INSTRUCTIONS TO FOLLOW -
Scan each line of the records for the word "selected" and extract the ones that have it.
--- START SUPPLIED MATERIAL ---
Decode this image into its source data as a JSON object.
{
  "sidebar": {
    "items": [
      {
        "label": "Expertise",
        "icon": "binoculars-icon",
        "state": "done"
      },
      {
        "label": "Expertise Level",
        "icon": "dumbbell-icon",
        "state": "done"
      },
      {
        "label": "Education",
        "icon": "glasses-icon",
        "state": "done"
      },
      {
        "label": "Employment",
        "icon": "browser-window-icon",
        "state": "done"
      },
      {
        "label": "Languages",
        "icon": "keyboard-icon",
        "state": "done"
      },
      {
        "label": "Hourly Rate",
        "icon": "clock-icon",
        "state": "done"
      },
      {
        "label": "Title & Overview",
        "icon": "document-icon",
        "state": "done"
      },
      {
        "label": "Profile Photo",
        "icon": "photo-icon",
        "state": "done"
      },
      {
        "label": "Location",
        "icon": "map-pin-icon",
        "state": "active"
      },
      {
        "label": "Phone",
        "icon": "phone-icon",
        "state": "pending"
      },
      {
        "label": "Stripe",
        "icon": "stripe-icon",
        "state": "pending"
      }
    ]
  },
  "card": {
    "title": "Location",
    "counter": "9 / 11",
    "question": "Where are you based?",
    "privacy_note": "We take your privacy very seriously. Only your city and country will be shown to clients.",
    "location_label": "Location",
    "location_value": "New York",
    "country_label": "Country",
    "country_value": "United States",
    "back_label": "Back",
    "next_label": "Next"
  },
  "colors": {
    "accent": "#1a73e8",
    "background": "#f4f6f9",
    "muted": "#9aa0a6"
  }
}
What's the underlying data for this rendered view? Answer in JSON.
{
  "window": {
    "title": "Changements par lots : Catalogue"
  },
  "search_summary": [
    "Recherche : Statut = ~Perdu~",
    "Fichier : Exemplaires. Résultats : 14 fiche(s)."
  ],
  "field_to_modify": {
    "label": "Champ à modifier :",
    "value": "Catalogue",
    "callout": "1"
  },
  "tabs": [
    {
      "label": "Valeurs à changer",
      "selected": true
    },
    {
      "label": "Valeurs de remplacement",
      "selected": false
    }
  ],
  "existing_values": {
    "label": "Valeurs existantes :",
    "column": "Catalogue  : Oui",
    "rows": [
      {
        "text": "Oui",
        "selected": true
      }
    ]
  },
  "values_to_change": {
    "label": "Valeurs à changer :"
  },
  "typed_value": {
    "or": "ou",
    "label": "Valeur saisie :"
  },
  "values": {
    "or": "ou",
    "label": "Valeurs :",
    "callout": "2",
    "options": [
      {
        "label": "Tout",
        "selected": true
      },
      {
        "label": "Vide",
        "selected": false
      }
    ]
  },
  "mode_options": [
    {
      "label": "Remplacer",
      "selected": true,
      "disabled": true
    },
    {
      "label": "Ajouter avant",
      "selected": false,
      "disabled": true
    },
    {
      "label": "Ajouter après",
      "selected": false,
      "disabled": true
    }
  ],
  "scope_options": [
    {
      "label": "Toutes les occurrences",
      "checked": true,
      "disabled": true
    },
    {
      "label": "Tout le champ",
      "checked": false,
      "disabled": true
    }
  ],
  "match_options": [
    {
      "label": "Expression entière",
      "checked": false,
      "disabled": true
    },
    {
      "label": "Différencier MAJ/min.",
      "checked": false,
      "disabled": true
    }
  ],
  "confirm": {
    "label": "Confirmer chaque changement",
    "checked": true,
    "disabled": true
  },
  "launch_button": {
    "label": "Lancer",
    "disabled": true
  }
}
--- END SUPPLIED MATERIAL ---
RESPONSE -
      "selected": true
      "selected": false
        "selected": true
        "selected": true
        "selected": false
      "selected": true,
      "selected": false,
      "selected": false,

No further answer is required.